● Document text
________________________________________

Jump to content

**VIDEO GUIDE** How To Use LSTOPO for Better VM Performance on Multi CPU and Threadripper Systems


SpaceInvaderOne

Recommended Posts

Hi Guys. This video is a tutorial on how to examine the topology of a multi CPU or a Threadripper server which has more than one numa node. This is useful so we can pin vCpu cores from the same numa node as the GPU which we want to pass through so therefore, getting better performance. The video shows how to download and install hwloc and all of its dependencies using a script and @Squid  great user script plugin. Hope you find it useful :)

 

---------------------------------------------------------------------------------------------------------------------------------------------------------------------------------------------------------------------------------------------------------------

**note** If using the new 6.6.0 rc versions of unraid (or above)**

             before running the lstopo command you will need to create a symlink using this command first

 ln -s /lib64/libudev.so.1 /lib64/libudev.so.0 

**         dont run the above command unless on unraid 6.6.0 or above!

---------------------------------------------------------------------------------------------------------------------------------------------------------------------------------------------------------------------------------------------------------------

EDIT--

Unraid now has lstopo built in! You will need to boot your server in GUI mode for it to work. Then once you are in GUI mode just open terminal and run the command and you are good to go. Much easier than messing with loading it manually like in my video.

 

 

 

  • Like 7
Link to comment

Thanks Spaceinvader. Reposting from my comment on the video in case other forum users run into the same issue.  Running Unraid 6.6.0-rc3 and get - lstopo: error while loading shared libraries: libudev.so.0: cannot open shared object file: No such file or directory when trying to generate the png. Any thoughts?

Edited by jspence27
Link to comment
5 hours ago, jspence27 said:

Thanks Spaceinvader. Reposting from my comment on the video in case other forum users run into the same issue.  Running Unraid 6.6.0-rc3 and get - lstopo: error while loading shared libraries: libudev.so.0: cannot open shared object file: No such file or directory when trying to generate the png. Any thoughts?

Same error on RC4

Link to comment

Thanks @SpaceInvaderOne the symlink fixed it for me 

 

Why the hell is the first PCIE slot connected to the second die and the third slot to the first die? In the first slot i have a 1050ti which is used by a Linux VM which uses some cores from the first die. The 1080ti on the 3rd slot is mainly used for a gaming VM and using all cores (8-15;24-31 isolated) on the second die. I wish i could flip a switch in the BIOS to reverse that. I guess there is no chance for such an option, right?

________________________________________

● Supplied material
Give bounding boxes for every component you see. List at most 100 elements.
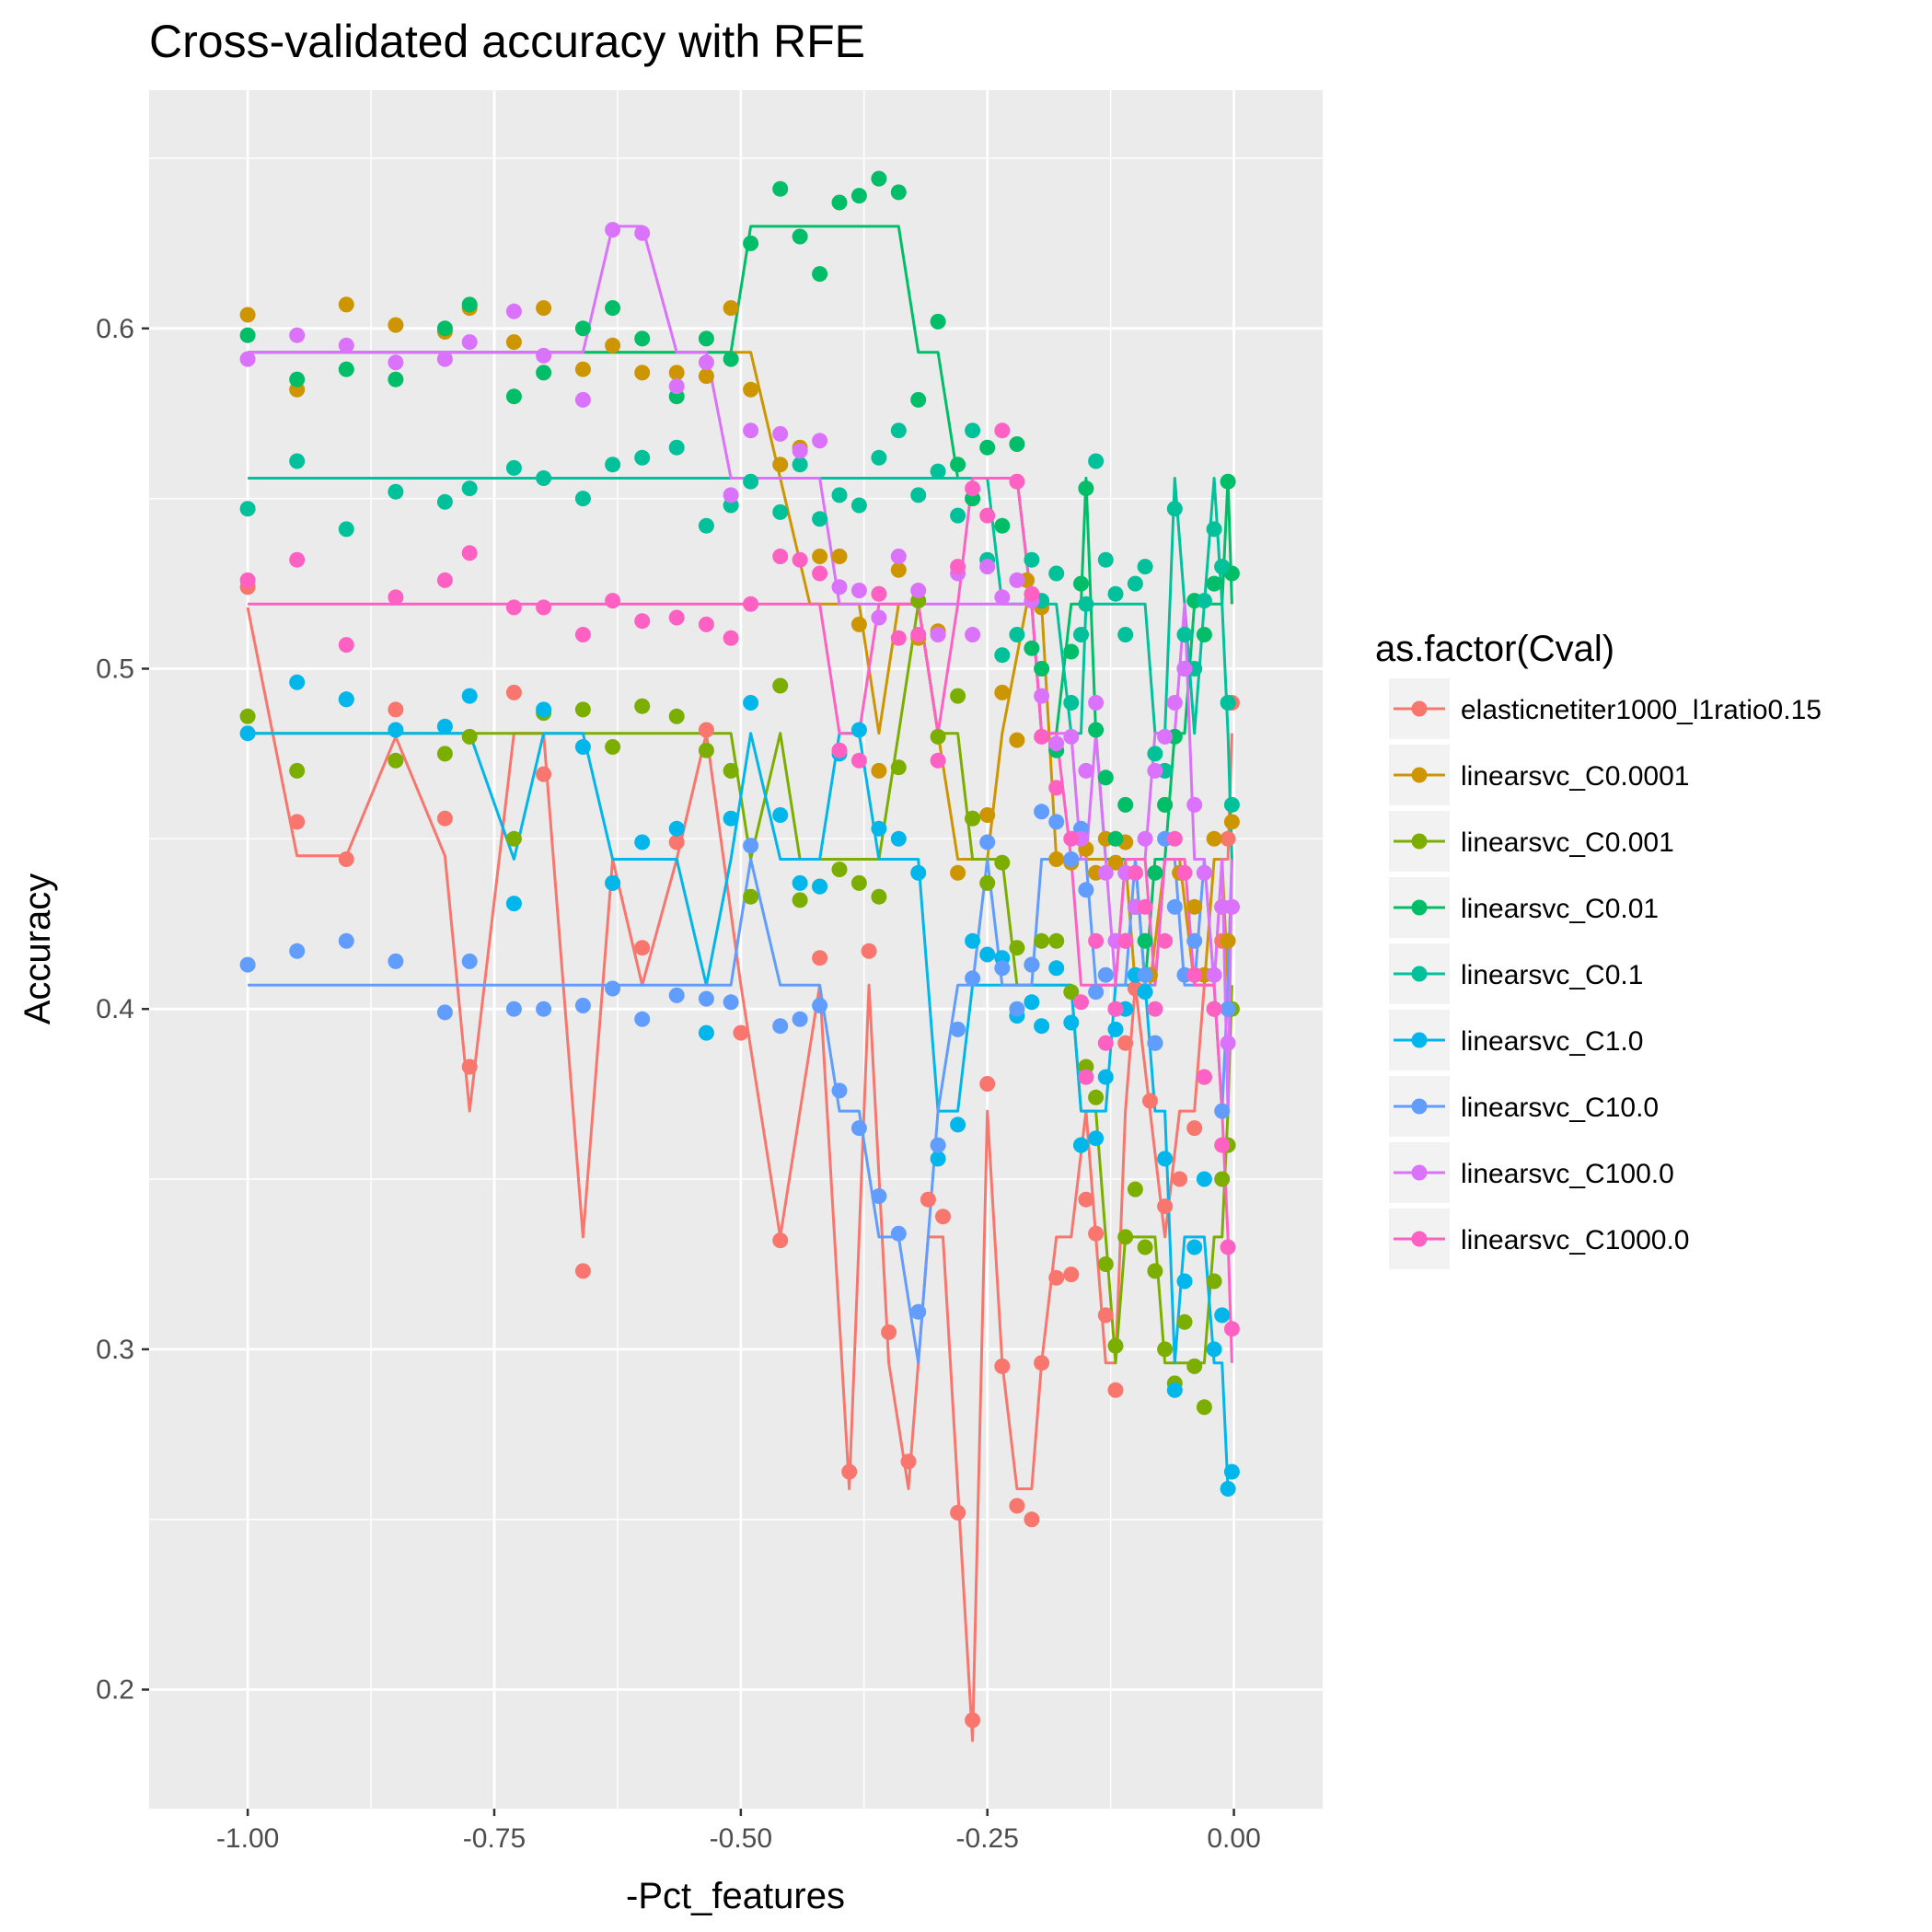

________________________________________

● Task goal
Continue the forum thread on using lstopo to improve VM performance, picking up after its last post.

● Expected answer
 

1145779383_topology-Kopie.thumb.png.646ee5248d26a94e71013357104bf766.png

Edited by bastl
Link to comment

Great vid! I was super doped realising that my first slot is connected to node 2. That means I still can leave unRAID to do unRAID things in node 0 like it prefers and have my workstation VM isolated on node 2. Now if only I can force it to only use the RAM connected to node 2.

 

On 9/17/2018 at 8:06 AM, bastl said:

Thanks @SpaceInvaderOne the symlink fixed it for me 

 

Why the hell is the first PCIE slot connected to the second die and the third slot to the first die? In the first slot i have a 1050ti which is used by a Linux VM which uses some cores from the first die. The 1080ti on the 3rd slot is mainly used for a gaming VM and using all cores (8-15;24-31 isolated) on the second die. I wish i could flip a switch in the BIOS to reverse that. I guess there is no chance for such an option, right?

You can always flip the cards and pass them through via vbios method. For gaming VM, it's better to lock everything to the same node (although you are running in UMA not NUMA so not sure how much benefit it's gonna get).

 

15 hours ago, thenonsense said:

I've been experimenting with Numactl and pinning properly, and at least in terms of memory the benefits are immediate.  This tool not only helps with memory, but checks PCIE slots as well?  Awesome

How do you that please?

It's always a "hope and pray" situation with me to get RAM assigned correctly.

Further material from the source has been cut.